EXCERPT

18 Replies to “Ten”

  1. Happy blog birthday, Dave! You are probably the most prolific and creative bloggers among us (now with the help of Luisa’s fine work). Seriously, I can’t possibly keep up with it all! But I appreciate your dedication and ongoing renewal here over 10 years of blogging. Best wishes going forward for however long it continues to inspire you.

    1. Thanks, Leslee! What, you haven’t read our every post??! :) That’s actually the major criticism I would level at Via Negativa: that we post too much and risk wearing out our readers. Compared to sites like BoingBoing, of course, we are hardly publishing at all, but I think poetry, especially, requires more space than news and opinion pieces. I have always admired bloggers like Paula at Paula’s House of Toast who post just once every week or two but make it count. I think there’s no denying that Luisa and I are writing for ourselves as much as for an audience here. But I guess that’s O.K.

    1. Thank you. It’s kind of boggling for me too… until I remember that my main motivating force is, in fact, procrastination. I’m always putting off something (cleaning the house, doing work for the Audubon chapter I allegedly run, getting a life, etc.) and Via Negativa is always here for me in my hours of need. :)

PARTS OF THE EXERCISE
a. What does the writer of the last reply in the comment thread name as their main motivating force?
b. Retype the comment thread between "1. Thanks, Leslee!" and "guess that’s O.K.", inclusive.
c. List every person mentioned by first name in the comment thread.

Extracted records:
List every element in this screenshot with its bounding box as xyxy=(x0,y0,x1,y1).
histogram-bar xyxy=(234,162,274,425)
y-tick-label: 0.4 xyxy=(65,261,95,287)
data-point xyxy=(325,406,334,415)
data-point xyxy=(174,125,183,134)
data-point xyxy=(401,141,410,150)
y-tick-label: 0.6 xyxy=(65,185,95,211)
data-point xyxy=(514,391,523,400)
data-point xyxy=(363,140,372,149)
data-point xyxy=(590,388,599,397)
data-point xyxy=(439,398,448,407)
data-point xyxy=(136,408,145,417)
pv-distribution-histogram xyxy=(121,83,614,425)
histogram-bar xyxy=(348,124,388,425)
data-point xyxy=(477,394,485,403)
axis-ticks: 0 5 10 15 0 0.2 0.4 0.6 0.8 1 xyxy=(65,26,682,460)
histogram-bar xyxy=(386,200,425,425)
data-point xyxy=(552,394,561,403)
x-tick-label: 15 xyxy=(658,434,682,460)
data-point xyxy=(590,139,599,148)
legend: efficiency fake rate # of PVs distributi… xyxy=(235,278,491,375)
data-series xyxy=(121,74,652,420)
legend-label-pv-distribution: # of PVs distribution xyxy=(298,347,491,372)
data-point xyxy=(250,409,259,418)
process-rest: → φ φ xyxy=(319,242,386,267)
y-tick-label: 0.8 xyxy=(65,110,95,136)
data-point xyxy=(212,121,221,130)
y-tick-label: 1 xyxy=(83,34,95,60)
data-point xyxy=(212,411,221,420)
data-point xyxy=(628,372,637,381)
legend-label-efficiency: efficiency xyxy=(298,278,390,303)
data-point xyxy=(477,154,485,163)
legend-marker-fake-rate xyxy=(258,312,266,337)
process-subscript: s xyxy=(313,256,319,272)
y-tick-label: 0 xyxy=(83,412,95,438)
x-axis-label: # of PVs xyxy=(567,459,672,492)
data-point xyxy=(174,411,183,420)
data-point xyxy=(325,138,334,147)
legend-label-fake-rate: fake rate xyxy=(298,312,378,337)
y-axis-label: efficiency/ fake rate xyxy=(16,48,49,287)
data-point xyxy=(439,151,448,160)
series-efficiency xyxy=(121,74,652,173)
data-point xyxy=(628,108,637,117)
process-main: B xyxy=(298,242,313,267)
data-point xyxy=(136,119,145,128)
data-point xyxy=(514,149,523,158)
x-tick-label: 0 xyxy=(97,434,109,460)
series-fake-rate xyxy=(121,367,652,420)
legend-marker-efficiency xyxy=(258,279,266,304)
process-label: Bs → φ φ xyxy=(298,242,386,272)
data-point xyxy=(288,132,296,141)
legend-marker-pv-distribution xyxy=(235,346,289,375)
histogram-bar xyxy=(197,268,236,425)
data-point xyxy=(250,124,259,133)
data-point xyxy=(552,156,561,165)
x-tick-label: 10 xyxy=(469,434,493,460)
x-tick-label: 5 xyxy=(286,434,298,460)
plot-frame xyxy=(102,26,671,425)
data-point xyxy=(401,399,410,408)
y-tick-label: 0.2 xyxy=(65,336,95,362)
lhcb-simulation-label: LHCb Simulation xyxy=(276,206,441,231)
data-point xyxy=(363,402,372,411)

ANSWERS IN ORDER
a. Procrastination.

b.
1. Thanks, Leslee! What, you haven’t read our every post??! :) That’s actually the major criticism I would level at Via Negativa: that we post too much and risk wearing out our readers. Compared to sites like BoingBoing, of course, we are hardly publishing at all, but I think poetry, especially, requires more space than news and opinion pieces. I have always admired bloggers like Paula at Paula’s House of Toast who post just once every week or two but make it count. I think there’s no denying that Luisa and I are writing for ourselves as much as for an audience here. But I guess that’s O.K.

c. Dave, Luisa, Leslee, Paula